Excerpted passage:

== Segment start ==

Use the defaults set on the agent:

from prefect.run_configs import UniversalRun

flow.run_config = UniversalRun()

Configure environment variables and labels for this flow:

flow.run_config = UniversalRun(env={"SOME_VAR": "value"}, ["label-1", "label-2"])

# LocalRun

LocalRun configures flow runs deployed as local processes with a LocalAgent.

# Examples

Use the defaults set on the agent:

from prefect.run_configs import LocalRun

flow.run_config = LocalRun()

Set an environment variable in the flow run process:

flow.run_config = LocalRun(env={"SOME_VAR": "value"})

Run in a specified working directory:

flow.run_config = LocalRun(working_dir="/path/to/working-directory")

# DockerRun

DockerRun configures flow runs deployed as docker containers with a DockerAgent.

# Examples

Use the defaults set on the agent:

from prefect.run_configs import DockerRun

flow.run_config = DockerRun()

== Segment end ==

Problem details: Render into Spanish this sentence from the Prefect run configuration excerpt: "LocalRun configures flow runs deployed as local processes with a LocalAgent."

Information shown:
== Segment start ==

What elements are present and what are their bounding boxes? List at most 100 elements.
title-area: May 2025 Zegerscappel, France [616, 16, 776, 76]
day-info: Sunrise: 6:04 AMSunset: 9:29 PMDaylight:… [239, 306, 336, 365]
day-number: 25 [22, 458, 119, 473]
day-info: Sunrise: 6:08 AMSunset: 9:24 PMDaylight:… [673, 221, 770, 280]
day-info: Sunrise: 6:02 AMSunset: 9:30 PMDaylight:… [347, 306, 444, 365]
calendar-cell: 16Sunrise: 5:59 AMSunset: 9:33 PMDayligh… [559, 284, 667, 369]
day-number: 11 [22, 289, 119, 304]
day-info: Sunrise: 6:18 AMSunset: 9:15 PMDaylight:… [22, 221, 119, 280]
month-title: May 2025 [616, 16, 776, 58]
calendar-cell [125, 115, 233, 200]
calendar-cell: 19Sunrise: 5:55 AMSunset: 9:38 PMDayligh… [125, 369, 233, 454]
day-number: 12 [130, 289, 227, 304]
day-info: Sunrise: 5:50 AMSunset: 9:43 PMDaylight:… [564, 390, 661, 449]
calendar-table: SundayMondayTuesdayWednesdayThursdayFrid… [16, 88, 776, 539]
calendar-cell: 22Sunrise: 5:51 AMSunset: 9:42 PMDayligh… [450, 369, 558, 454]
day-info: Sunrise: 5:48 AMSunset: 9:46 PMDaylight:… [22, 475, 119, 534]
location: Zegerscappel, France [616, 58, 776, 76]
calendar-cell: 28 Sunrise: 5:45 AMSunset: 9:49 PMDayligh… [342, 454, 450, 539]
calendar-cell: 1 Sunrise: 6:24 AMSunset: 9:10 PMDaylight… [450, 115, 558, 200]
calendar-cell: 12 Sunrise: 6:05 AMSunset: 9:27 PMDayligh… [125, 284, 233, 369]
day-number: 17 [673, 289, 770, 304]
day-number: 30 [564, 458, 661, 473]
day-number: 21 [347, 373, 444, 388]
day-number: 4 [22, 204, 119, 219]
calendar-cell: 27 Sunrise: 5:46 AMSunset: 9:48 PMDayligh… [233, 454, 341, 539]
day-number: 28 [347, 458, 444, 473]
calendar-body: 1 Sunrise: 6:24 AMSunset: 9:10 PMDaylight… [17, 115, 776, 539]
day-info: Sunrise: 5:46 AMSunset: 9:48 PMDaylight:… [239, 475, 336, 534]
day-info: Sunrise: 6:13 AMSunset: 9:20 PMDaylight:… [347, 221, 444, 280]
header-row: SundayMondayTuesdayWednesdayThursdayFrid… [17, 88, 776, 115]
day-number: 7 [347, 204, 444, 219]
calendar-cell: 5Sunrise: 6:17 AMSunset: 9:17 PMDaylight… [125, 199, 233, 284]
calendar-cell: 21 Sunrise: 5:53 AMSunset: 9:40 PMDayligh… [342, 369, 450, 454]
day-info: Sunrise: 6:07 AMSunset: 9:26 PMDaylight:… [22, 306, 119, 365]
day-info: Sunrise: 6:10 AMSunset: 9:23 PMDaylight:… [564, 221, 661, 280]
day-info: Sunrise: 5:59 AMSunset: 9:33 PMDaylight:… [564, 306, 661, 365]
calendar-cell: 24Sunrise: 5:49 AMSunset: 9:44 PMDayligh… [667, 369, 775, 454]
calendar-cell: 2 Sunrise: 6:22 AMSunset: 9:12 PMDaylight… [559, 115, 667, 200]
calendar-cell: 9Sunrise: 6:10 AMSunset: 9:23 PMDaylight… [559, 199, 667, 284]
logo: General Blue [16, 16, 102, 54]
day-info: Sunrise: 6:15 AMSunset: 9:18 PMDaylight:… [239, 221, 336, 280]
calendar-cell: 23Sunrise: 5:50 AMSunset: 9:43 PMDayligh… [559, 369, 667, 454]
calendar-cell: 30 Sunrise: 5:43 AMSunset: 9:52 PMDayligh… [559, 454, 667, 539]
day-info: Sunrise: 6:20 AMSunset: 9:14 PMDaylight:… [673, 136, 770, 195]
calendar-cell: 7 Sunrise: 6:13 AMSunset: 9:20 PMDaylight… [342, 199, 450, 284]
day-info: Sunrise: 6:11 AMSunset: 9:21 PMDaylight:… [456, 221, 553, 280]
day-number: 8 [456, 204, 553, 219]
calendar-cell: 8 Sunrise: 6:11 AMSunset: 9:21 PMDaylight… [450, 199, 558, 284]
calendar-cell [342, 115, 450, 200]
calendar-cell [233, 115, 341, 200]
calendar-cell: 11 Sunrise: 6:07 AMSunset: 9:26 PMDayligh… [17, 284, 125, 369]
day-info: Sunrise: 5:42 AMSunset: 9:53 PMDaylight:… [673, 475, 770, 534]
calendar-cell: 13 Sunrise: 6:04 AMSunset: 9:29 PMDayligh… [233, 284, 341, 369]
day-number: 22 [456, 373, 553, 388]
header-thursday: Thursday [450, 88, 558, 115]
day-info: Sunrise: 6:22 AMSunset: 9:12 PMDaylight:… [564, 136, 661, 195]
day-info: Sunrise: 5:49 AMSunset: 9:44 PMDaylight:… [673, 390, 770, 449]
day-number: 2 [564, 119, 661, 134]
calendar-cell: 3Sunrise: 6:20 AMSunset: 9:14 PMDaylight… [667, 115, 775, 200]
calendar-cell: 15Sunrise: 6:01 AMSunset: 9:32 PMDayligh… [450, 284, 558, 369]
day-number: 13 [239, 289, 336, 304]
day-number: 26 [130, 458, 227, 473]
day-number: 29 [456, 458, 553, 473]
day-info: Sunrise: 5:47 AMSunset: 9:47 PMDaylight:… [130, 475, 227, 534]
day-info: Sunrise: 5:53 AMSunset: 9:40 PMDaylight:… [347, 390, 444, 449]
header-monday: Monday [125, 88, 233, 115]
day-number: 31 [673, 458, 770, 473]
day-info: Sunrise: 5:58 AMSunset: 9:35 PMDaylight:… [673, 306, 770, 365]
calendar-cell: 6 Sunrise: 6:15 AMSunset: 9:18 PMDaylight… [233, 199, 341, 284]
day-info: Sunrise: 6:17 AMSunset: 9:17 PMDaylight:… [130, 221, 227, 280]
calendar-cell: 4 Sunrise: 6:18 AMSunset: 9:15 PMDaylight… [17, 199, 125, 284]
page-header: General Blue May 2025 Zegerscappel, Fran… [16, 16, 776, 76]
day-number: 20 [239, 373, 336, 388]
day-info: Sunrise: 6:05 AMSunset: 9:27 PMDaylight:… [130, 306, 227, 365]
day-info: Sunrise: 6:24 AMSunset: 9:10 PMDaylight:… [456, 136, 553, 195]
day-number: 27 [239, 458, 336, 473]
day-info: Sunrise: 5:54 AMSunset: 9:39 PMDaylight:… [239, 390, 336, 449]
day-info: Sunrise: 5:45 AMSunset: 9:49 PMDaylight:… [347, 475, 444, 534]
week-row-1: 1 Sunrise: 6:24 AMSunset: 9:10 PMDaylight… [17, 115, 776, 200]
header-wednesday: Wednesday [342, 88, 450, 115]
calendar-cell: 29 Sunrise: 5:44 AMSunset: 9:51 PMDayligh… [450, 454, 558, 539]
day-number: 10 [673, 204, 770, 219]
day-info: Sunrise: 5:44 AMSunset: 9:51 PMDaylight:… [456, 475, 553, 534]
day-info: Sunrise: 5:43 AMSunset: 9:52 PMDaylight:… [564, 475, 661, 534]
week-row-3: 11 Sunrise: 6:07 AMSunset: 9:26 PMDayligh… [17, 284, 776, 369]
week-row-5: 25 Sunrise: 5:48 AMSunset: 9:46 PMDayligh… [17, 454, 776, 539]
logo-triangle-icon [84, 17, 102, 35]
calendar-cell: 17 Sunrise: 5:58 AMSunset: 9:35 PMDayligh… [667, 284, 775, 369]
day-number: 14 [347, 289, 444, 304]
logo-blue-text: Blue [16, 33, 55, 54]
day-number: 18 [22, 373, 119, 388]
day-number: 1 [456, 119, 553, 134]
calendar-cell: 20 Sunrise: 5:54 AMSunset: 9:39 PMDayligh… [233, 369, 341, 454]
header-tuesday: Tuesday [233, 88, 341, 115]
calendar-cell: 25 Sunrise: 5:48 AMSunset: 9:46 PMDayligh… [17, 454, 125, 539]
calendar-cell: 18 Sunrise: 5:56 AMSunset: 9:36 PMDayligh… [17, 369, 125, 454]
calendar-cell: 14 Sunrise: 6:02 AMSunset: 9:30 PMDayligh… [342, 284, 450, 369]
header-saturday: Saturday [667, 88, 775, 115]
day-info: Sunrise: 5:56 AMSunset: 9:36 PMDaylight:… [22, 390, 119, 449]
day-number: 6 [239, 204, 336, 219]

== Segment end ==

Answer box: LocalRun configura las ejecuciones de flujo desplegadas como procesos locales con un LocalAgent.